### DIRECTIONS FOR THIS TASK:
Using the entries below, output exactly the line containing "Read this page and output its text content." and all lines that follow it to the end.

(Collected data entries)
******
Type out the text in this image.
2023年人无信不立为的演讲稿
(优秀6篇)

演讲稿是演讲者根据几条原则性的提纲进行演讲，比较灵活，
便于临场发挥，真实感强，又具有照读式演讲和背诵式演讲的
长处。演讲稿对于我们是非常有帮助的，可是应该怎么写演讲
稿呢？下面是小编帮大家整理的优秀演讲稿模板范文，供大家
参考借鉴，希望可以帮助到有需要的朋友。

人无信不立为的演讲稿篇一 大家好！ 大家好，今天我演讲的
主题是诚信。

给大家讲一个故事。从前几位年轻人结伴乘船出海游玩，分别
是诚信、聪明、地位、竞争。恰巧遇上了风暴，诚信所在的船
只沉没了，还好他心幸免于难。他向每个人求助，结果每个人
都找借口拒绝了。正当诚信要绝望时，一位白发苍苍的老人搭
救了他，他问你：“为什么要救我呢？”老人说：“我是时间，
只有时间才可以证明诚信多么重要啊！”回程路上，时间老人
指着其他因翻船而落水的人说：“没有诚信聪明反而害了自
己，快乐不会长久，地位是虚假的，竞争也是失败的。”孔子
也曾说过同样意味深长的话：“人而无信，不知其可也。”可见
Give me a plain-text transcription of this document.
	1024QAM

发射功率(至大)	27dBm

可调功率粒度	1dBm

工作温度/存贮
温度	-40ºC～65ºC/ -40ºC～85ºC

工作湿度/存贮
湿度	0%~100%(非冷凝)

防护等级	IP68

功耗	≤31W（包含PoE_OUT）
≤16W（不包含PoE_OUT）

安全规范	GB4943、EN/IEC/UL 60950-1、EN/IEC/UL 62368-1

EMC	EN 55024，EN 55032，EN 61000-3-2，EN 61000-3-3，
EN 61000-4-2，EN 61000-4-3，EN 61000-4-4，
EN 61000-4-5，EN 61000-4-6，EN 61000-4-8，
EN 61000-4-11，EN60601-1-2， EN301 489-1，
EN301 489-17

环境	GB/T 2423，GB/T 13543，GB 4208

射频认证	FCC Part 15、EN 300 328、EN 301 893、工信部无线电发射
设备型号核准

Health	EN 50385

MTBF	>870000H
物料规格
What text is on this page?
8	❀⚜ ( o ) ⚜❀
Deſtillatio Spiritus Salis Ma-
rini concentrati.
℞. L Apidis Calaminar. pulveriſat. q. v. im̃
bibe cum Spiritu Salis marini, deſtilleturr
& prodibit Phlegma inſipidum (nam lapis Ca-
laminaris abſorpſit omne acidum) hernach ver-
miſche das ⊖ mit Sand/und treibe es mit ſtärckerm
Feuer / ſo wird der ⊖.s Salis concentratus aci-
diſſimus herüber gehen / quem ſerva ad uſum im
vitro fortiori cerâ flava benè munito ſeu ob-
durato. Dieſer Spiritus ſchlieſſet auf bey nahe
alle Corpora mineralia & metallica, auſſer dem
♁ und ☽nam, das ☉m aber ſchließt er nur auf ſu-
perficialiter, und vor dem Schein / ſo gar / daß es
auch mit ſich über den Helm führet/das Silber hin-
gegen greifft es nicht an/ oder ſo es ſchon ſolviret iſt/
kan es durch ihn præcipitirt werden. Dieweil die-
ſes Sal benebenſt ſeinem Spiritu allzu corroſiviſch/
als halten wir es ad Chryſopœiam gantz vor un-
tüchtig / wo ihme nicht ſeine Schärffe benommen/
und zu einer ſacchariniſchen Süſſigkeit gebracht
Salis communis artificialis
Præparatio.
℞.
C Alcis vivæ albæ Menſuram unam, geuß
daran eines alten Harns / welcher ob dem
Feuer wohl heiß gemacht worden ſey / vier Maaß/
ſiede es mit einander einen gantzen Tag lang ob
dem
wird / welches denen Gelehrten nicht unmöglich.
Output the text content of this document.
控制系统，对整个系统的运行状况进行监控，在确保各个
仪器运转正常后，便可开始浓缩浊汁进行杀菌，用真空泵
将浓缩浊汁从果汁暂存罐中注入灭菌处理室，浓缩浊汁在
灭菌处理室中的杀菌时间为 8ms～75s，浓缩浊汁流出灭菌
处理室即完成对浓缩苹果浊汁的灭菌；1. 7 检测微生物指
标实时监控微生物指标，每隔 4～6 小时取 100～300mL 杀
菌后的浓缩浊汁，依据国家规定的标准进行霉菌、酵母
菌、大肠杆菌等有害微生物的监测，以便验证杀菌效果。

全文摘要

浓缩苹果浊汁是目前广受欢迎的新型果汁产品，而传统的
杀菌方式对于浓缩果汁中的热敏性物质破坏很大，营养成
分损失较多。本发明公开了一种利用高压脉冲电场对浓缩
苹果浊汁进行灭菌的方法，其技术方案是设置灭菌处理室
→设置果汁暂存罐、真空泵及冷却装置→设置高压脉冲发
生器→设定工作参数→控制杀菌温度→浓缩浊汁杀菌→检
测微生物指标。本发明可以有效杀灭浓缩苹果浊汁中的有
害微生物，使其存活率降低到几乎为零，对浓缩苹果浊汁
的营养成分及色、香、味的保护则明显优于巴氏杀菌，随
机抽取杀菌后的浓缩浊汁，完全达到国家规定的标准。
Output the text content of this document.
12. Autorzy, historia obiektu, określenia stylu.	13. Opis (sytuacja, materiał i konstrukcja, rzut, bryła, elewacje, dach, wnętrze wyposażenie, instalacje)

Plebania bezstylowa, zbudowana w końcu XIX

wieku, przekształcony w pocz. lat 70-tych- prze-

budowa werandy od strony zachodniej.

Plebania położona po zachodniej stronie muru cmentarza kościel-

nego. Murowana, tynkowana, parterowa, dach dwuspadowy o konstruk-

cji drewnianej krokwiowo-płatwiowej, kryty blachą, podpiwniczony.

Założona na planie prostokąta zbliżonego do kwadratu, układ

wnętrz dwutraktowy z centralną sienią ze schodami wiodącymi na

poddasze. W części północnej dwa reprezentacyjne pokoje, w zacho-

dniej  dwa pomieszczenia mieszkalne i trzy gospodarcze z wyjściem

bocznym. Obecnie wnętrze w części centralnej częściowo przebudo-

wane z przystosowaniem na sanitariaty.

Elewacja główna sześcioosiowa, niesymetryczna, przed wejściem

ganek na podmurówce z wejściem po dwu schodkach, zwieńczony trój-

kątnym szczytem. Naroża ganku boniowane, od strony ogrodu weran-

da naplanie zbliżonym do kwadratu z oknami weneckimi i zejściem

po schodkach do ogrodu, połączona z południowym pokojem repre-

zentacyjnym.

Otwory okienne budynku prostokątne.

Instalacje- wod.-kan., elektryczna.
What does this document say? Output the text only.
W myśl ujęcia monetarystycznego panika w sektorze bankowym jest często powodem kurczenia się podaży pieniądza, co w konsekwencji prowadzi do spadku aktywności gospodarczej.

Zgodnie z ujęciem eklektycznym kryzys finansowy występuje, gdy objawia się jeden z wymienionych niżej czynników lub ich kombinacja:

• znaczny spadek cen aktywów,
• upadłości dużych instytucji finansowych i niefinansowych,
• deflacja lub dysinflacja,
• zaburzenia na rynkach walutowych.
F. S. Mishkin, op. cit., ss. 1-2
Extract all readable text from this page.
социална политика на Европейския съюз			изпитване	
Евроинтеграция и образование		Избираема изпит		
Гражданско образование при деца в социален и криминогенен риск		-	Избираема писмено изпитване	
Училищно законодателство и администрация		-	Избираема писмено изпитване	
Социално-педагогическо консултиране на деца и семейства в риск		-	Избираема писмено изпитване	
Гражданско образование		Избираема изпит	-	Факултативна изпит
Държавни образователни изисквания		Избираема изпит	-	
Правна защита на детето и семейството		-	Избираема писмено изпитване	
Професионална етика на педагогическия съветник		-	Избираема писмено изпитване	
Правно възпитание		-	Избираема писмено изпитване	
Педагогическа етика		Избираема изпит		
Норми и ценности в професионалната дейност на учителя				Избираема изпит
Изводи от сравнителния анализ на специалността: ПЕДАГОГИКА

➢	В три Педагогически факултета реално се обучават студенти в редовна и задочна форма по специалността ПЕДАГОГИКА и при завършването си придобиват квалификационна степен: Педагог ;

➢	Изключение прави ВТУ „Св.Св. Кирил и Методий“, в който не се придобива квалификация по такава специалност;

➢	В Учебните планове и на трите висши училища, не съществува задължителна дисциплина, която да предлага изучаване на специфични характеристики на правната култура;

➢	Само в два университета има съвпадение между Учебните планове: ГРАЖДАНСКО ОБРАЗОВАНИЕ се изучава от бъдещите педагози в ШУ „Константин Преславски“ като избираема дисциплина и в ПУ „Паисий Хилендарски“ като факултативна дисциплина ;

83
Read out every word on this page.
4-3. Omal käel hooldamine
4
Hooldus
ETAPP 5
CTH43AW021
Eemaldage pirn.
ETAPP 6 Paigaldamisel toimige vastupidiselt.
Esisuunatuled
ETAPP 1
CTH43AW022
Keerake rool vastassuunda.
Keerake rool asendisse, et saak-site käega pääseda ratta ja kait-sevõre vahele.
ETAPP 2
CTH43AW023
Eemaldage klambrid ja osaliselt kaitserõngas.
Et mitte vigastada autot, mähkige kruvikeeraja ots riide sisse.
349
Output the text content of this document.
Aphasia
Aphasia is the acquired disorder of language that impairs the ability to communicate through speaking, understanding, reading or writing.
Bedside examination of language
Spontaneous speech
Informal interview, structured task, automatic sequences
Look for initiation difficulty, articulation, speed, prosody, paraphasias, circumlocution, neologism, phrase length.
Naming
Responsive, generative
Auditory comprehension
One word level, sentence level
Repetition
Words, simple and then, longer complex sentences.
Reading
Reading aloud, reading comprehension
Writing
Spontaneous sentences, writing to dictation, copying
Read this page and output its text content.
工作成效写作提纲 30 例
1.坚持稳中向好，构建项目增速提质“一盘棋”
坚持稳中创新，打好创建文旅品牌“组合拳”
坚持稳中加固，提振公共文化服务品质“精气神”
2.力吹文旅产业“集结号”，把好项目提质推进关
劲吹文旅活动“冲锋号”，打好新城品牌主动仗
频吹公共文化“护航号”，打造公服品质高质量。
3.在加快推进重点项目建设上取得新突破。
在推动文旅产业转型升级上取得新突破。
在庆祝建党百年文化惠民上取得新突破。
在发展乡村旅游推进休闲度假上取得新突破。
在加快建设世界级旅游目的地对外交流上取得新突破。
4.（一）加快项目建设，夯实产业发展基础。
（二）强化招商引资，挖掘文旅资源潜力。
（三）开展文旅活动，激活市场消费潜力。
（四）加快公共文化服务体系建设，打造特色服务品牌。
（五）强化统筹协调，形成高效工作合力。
******
### EXERCISE SOLUTION:
Read this page and output its text content.
工作成效写作提纲 30 例
1.坚持稳中向好，构建项目增速提质“一盘棋”
坚持稳中创新，打好创建文旅品牌“组合拳”
坚持稳中加固，提振公共文化服务品质“精气神”
2.力吹文旅产业“集结号”，把好项目提质推进关
劲吹文旅活动“冲锋号”，打好新城品牌主动仗
频吹公共文化“护航号”，打造公服品质高质量。
3.在加快推进重点项目建设上取得新突破。
在推动文旅产业转型升级上取得新突破。
在庆祝建党百年文化惠民上取得新突破。
在发展乡村旅游推进休闲度假上取得新突破。
在加快建设世界级旅游目的地对外交流上取得新突破。
4.（一）加快项目建设，夯实产业发展基础。
（二）强化招商引资，挖掘文旅资源潜力。
（三）开展文旅活动，激活市场消费潜力。
（四）加快公共文化服务体系建设，打造特色服务品牌。
（五）强化统筹协调，形成高效工作合力。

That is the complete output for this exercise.